-------- INFORMATION SHOWN --------

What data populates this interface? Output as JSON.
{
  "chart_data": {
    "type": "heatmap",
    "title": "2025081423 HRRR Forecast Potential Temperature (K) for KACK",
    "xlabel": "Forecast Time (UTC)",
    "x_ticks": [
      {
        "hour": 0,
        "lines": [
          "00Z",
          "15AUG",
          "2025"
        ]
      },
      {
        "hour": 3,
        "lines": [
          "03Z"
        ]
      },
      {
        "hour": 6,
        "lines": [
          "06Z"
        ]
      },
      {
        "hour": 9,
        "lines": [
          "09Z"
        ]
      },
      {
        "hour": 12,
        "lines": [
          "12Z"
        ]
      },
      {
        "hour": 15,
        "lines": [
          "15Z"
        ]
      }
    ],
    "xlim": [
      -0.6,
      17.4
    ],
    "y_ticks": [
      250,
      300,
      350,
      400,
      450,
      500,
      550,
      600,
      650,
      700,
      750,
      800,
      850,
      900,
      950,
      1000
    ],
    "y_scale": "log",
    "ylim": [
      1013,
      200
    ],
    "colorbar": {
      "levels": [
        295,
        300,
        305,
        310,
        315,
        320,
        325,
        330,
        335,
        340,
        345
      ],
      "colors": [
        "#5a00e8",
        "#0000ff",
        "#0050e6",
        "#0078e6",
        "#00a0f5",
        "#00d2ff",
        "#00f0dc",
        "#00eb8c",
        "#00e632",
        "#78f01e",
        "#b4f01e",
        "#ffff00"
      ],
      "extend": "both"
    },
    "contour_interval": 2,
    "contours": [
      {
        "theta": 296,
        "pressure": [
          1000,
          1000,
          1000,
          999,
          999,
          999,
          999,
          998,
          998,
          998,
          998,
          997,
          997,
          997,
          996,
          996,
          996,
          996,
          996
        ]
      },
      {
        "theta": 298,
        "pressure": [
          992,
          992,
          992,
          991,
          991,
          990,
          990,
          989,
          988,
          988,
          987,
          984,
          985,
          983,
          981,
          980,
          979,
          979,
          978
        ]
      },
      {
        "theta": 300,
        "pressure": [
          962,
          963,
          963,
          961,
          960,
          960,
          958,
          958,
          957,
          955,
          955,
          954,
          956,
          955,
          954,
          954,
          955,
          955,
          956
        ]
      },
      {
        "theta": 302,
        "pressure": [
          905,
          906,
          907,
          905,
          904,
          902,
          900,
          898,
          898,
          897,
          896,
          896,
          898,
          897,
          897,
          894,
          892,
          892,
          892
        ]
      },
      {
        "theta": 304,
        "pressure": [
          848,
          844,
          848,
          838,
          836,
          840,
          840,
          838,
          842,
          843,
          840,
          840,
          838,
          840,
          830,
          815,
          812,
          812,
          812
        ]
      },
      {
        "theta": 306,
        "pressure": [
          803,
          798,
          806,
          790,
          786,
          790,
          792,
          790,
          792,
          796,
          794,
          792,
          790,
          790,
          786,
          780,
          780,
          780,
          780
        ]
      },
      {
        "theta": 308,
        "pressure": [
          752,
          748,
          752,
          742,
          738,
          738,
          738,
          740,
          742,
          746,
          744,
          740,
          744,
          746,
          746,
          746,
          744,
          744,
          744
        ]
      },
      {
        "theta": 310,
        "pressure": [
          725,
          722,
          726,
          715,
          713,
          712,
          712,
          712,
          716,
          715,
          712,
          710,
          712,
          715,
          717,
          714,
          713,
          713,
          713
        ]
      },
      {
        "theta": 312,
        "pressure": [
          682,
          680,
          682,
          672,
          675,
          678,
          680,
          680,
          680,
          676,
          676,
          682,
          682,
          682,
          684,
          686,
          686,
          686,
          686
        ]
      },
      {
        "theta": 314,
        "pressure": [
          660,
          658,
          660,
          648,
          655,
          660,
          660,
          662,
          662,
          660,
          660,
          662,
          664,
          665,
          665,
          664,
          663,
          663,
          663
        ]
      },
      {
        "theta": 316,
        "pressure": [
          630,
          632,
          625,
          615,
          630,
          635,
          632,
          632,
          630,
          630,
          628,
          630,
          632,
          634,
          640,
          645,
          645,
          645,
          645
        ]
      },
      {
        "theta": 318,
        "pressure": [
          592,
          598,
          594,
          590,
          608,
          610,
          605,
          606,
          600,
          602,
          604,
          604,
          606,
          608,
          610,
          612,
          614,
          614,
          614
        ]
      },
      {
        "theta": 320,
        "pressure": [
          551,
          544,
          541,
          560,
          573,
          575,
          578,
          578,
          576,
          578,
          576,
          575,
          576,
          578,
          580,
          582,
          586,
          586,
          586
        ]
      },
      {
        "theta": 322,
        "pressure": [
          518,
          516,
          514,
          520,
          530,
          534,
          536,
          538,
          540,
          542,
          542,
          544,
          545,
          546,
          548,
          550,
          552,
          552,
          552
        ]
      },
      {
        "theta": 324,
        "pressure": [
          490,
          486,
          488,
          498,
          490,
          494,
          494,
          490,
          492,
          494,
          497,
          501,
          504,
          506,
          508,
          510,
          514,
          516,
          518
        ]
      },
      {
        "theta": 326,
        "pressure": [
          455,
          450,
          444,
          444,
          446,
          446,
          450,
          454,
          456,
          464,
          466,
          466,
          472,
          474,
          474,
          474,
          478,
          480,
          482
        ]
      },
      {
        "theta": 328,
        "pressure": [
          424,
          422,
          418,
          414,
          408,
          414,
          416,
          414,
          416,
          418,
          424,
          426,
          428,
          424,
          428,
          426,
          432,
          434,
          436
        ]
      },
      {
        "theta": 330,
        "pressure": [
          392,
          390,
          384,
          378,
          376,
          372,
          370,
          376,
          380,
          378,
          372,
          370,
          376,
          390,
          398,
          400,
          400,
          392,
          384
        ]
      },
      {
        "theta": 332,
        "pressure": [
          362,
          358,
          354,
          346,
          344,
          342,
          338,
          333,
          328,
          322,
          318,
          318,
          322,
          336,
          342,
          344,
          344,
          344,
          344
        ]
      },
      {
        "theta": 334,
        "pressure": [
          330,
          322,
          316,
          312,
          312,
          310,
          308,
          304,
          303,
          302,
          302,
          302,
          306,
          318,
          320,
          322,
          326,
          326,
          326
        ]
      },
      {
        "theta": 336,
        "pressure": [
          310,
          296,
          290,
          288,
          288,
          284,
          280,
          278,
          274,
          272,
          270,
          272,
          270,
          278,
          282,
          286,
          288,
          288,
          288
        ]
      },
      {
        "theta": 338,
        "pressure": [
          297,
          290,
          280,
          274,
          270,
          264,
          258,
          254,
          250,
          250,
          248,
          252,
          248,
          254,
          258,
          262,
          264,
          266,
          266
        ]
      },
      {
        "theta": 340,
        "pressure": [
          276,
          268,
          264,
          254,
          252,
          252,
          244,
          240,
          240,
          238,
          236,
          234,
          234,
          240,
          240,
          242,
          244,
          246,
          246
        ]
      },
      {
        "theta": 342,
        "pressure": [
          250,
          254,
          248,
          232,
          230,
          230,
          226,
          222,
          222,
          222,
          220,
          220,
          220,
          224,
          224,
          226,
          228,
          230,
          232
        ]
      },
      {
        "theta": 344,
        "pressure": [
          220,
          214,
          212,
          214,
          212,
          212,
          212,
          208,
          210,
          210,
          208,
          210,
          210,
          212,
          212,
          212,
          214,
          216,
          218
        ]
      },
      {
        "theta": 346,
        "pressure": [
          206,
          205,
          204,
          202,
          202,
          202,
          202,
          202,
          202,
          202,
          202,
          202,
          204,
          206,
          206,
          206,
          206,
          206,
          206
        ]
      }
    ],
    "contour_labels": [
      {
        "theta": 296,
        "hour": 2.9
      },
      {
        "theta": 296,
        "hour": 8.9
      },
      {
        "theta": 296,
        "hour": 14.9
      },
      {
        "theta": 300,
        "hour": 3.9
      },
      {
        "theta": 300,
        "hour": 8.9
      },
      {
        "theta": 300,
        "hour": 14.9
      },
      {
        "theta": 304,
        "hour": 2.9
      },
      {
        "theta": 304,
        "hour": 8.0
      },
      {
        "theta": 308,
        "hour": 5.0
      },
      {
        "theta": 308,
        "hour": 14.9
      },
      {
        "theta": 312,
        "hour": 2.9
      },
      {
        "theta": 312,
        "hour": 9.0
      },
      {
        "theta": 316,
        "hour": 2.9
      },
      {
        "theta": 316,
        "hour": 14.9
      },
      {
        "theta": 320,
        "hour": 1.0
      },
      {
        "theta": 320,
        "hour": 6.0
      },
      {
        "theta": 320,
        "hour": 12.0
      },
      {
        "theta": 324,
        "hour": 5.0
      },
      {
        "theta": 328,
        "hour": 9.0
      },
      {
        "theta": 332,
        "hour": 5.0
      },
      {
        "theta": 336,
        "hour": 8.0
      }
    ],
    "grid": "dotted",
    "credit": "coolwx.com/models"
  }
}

--------

* [THE REQUEST]
Look through the entries and find each line that has the string "Forecast". Copy those lines.

* [TASK RESPONSE]
    "title": "2025081423 HRRR Forecast Potential Temperature (K) for KACK",
    "xlabel": "Forecast Time (UTC)",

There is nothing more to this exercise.